Activity: All that is required is the number of lines in this listing that hold "hier".

- - -

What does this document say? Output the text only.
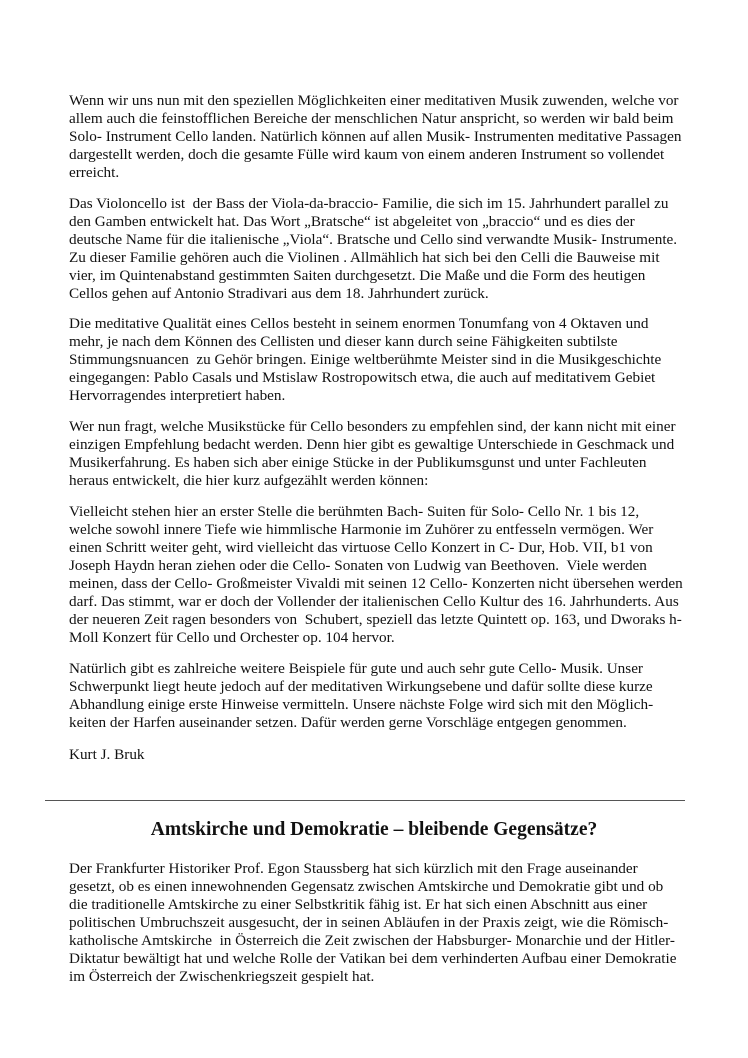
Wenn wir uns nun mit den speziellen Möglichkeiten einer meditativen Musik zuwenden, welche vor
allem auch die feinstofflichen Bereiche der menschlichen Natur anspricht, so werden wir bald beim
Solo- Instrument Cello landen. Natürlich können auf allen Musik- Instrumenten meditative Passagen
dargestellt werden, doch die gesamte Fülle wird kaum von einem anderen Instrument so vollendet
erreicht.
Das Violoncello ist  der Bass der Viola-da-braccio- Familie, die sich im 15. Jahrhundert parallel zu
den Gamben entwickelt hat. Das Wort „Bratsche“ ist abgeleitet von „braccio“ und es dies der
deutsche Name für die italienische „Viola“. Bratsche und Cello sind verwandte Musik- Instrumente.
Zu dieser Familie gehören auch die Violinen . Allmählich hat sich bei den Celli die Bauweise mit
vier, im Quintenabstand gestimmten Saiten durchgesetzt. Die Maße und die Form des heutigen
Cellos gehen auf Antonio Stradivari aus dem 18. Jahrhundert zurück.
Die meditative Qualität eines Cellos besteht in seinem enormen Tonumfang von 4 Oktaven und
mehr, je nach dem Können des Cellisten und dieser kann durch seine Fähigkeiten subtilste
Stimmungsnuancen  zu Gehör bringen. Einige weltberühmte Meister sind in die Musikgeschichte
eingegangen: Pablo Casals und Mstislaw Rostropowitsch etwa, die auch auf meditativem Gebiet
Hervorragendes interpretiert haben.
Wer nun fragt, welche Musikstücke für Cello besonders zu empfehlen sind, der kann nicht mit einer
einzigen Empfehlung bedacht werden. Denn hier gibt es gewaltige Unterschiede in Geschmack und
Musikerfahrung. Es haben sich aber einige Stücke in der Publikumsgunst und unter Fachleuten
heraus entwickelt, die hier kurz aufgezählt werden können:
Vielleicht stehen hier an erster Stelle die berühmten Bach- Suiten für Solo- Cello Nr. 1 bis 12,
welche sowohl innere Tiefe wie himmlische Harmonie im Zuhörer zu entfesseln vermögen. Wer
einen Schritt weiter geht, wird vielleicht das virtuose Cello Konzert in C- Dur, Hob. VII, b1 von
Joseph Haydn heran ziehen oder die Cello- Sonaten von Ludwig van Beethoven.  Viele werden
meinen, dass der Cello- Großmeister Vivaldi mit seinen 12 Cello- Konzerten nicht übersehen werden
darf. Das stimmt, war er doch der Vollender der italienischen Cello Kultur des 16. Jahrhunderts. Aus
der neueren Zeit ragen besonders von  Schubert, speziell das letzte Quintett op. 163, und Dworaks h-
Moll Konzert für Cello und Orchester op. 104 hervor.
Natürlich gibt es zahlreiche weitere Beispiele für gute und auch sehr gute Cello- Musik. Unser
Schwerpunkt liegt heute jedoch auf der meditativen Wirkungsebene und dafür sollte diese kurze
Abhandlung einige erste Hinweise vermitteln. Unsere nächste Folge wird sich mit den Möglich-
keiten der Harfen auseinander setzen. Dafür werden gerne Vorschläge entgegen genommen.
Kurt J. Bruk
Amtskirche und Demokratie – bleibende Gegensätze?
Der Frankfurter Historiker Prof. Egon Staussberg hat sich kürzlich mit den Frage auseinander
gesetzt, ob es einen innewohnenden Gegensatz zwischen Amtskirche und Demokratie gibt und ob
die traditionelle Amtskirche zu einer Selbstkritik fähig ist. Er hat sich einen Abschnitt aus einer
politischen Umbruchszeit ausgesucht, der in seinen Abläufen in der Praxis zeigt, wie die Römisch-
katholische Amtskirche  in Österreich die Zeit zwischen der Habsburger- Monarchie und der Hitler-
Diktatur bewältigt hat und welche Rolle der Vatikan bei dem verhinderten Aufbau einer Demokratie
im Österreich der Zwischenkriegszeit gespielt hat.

- - -

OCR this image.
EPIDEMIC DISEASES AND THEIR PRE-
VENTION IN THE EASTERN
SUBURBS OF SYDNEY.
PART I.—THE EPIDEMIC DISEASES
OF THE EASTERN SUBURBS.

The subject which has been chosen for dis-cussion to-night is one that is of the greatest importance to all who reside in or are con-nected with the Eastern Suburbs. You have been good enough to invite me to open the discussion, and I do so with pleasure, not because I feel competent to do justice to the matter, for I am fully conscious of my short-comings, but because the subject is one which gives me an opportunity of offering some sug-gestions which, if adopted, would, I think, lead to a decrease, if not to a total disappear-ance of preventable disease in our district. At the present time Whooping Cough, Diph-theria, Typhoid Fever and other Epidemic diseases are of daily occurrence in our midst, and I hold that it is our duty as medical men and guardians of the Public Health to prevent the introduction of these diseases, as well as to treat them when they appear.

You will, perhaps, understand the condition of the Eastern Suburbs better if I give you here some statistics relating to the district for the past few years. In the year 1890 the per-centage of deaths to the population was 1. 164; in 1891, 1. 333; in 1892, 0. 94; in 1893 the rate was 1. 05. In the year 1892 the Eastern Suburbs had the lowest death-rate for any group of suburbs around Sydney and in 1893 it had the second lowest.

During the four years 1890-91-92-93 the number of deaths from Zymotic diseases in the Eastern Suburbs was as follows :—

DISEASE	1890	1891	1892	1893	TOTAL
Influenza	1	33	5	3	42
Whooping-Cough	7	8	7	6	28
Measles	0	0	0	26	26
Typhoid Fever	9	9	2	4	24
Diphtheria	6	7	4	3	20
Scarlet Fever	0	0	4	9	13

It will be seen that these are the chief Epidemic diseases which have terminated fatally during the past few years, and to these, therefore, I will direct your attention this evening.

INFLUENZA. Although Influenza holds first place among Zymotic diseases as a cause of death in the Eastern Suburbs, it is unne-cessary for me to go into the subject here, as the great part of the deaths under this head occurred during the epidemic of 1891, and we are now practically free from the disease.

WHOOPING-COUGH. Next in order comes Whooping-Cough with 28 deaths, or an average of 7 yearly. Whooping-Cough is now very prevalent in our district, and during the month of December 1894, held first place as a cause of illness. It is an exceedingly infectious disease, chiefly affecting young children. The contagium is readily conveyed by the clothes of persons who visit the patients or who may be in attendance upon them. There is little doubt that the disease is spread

- - -

Solution: 3